What the exercise asks:
Every record must be written out once more, with nothing added or omitted.
* Begin Data supplied *
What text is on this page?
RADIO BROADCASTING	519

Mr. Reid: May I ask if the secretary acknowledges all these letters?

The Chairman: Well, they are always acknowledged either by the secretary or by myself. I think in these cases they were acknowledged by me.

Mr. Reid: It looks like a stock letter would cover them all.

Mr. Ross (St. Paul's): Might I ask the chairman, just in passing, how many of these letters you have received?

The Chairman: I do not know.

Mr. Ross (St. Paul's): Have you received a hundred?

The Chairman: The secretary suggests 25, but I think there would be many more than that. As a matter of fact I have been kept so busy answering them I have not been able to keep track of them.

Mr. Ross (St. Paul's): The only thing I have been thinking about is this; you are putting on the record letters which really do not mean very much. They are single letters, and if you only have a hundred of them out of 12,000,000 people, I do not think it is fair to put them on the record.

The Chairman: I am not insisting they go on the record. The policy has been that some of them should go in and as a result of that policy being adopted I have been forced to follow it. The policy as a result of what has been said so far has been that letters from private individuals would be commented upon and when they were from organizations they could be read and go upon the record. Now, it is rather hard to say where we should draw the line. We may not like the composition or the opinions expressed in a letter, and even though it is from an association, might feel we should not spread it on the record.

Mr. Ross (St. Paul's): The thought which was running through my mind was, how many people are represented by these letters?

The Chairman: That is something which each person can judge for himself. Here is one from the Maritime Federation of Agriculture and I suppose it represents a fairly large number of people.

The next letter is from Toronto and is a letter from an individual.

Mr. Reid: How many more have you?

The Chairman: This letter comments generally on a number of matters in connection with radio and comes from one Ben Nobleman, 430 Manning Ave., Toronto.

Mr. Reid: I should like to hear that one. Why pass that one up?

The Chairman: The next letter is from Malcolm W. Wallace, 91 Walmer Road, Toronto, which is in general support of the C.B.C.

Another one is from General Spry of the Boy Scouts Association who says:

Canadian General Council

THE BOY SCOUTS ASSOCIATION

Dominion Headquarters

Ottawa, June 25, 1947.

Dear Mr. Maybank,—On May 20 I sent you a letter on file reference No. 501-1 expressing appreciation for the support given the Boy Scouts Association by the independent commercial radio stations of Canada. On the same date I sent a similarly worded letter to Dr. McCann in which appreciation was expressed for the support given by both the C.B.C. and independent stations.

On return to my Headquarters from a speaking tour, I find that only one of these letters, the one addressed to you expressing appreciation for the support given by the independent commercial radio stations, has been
* End Data supplied *
Exercise response:
What text is on this page?
RADIO BROADCASTING	519

Mr. Reid: May I ask if the secretary acknowledges all these letters?

The Chairman: Well, they are always acknowledged either by the secretary or by myself. I think in these cases they were acknowledged by me.

Mr. Reid: It looks like a stock letter would cover them all.

Mr. Ross (St. Paul's): Might I ask the chairman, just in passing, how many of these letters you have received?

The Chairman: I do not know.

Mr. Ross (St. Paul's): Have you received a hundred?

The Chairman: The secretary suggests 25, but I think there would be many more than that. As a matter of fact I have been kept so busy answering them I have not been able to keep track of them.

Mr. Ross (St. Paul's): The only thing I have been thinking about is this; you are putting on the record letters which really do not mean very much. They are single letters, and if you only have a hundred of them out of 12,000,000 people, I do not think it is fair to put them on the record.

The Chairman: I am not insisting they go on the record. The policy has been that some of them should go in and as a result of that policy being adopted I have been forced to follow it. The policy as a result of what has been said so far has been that letters from private individuals would be commented upon and when they were from organizations they could be read and go upon the record. Now, it is rather hard to say where we should draw the line. We may not like the composition or the opinions expressed in a letter, and even though it is from an association, might feel we should not spread it on the record.

Mr. Ross (St. Paul's): The thought which was running through my mind was, how many people are represented by these letters?

The Chairman: That is something which each person can judge for himself. Here is one from the Maritime Federation of Agriculture and I suppose it represents a fairly large number of people.

The next letter is from Toronto and is a letter from an individual.

Mr. Reid: How many more have you?

The Chairman: This letter comments generally on a number of matters in connection with radio and comes from one Ben Nobleman, 430 Manning Ave., Toronto.

Mr. Reid: I should like to hear that one. Why pass that one up?

The Chairman: The next letter is from Malcolm W. Wallace, 91 Walmer Road, Toronto, which is in general support of the C.B.C.

Another one is from General Spry of the Boy Scouts Association who says:

Canadian General Council

THE BOY SCOUTS ASSOCIATION

Dominion Headquarters

Ottawa, June 25, 1947.

Dear Mr. Maybank,—On May 20 I sent you a letter on file reference No. 501-1 expressing appreciation for the support given the Boy Scouts Association by the independent commercial radio stations of Canada. On the same date I sent a similarly worded letter to Dr. McCann in which appreciation was expressed for the support given by both the C.B.C. and independent stations.

On return to my Headquarters from a speaking tour, I find that only one of these letters, the one addressed to you expressing appreciation for the support given by the independent commercial radio stations, has been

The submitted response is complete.